• [Given problem] The material below should be written out in full and exactly; pictures stay out of the copy.

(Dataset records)
————
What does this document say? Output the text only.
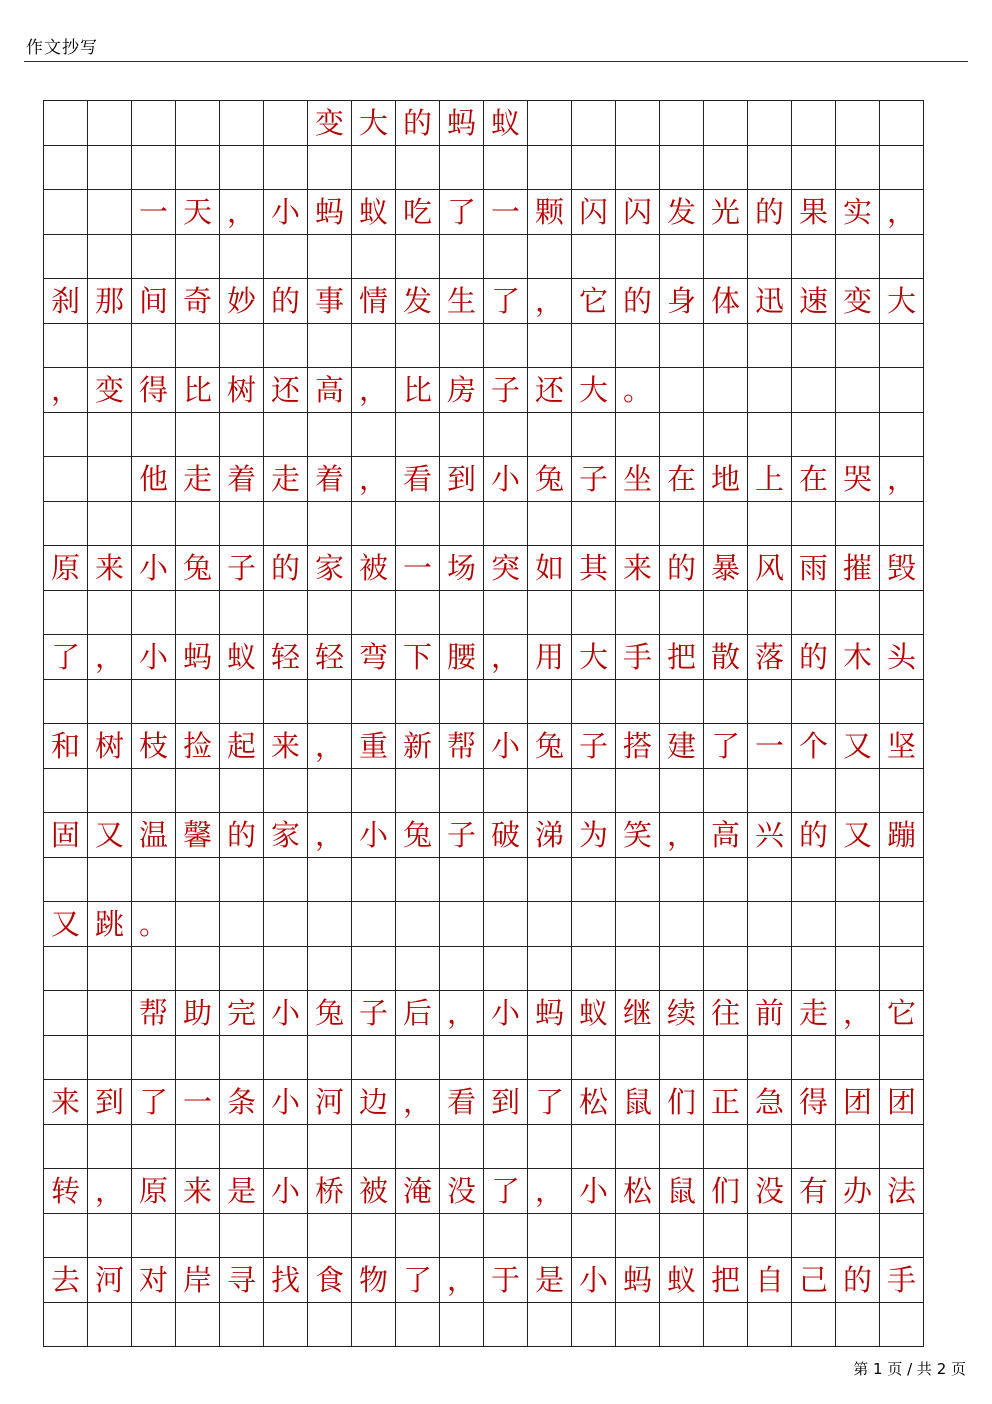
作文抄写
						变	大	的	蚂	蚁									

		一	天	，	小	蚂	蚁	吃	了	一	颗	闪	闪	发	光	的	果	实	，

刹	那	间	奇	妙	的	事	情	发	生	了	，	它	的	身	体	迅	速	变	大

，	变	得	比	树	还	高	，	比	房	子	还	大	。						

		他	走	着	走	着	，	看	到	小	兔	子	坐	在	地	上	在	哭	，

原	来	小	兔	子	的	家	被	一	场	突	如	其	来	的	暴	风	雨	摧	毁

了	，	小	蚂	蚁	轻	轻	弯	下	腰	，	用	大	手	把	散	落	的	木	头

和	树	枝	捡	起	来	，	重	新	帮	小	兔	子	搭	建	了	一	个	又	坚

固	又	温	馨	的	家	，	小	兔	子	破	涕	为	笑	，	高	兴	的	又	蹦

又	跳	。																	

		帮	助	完	小	兔	子	后	，	小	蚂	蚁	继	续	往	前	走	，	它

来	到	了	一	条	小	河	边	，	看	到	了	松	鼠	们	正	急	得	团	团

转	，	原	来	是	小	桥	被	淹	没	了	，	小	松	鼠	们	没	有	办	法

去	河	对	岸	寻	找	食	物	了	，	于	是	小	蚂	蚁	把	自	己	的	手

第 1 页 / 共 2 页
————
• [Task answer]
What does this document say? Output the text only.
作文抄写
						变	大	的	蚂	蚁									

		一	天	，	小	蚂	蚁	吃	了	一	颗	闪	闪	发	光	的	果	实	，

刹	那	间	奇	妙	的	事	情	发	生	了	，	它	的	身	体	迅	速	变	大

，	变	得	比	树	还	高	，	比	房	子	还	大	。						

		他	走	着	走	着	，	看	到	小	兔	子	坐	在	地	上	在	哭	，

原	来	小	兔	子	的	家	被	一	场	突	如	其	来	的	暴	风	雨	摧	毁

了	，	小	蚂	蚁	轻	轻	弯	下	腰	，	用	大	手	把	散	落	的	木	头

和	树	枝	捡	起	来	，	重	新	帮	小	兔	子	搭	建	了	一	个	又	坚

固	又	温	馨	的	家	，	小	兔	子	破	涕	为	笑	，	高	兴	的	又	蹦

又	跳	。																	

		帮	助	完	小	兔	子	后	，	小	蚂	蚁	继	续	往	前	走	，	它

来	到	了	一	条	小	河	边	，	看	到	了	松	鼠	们	正	急	得	团	团

转	，	原	来	是	小	桥	被	淹	没	了	，	小	松	鼠	们	没	有	办	法

去	河	对	岸	寻	找	食	物	了	，	于	是	小	蚂	蚁	把	自	己	的	手

第 1 页 / 共 2 页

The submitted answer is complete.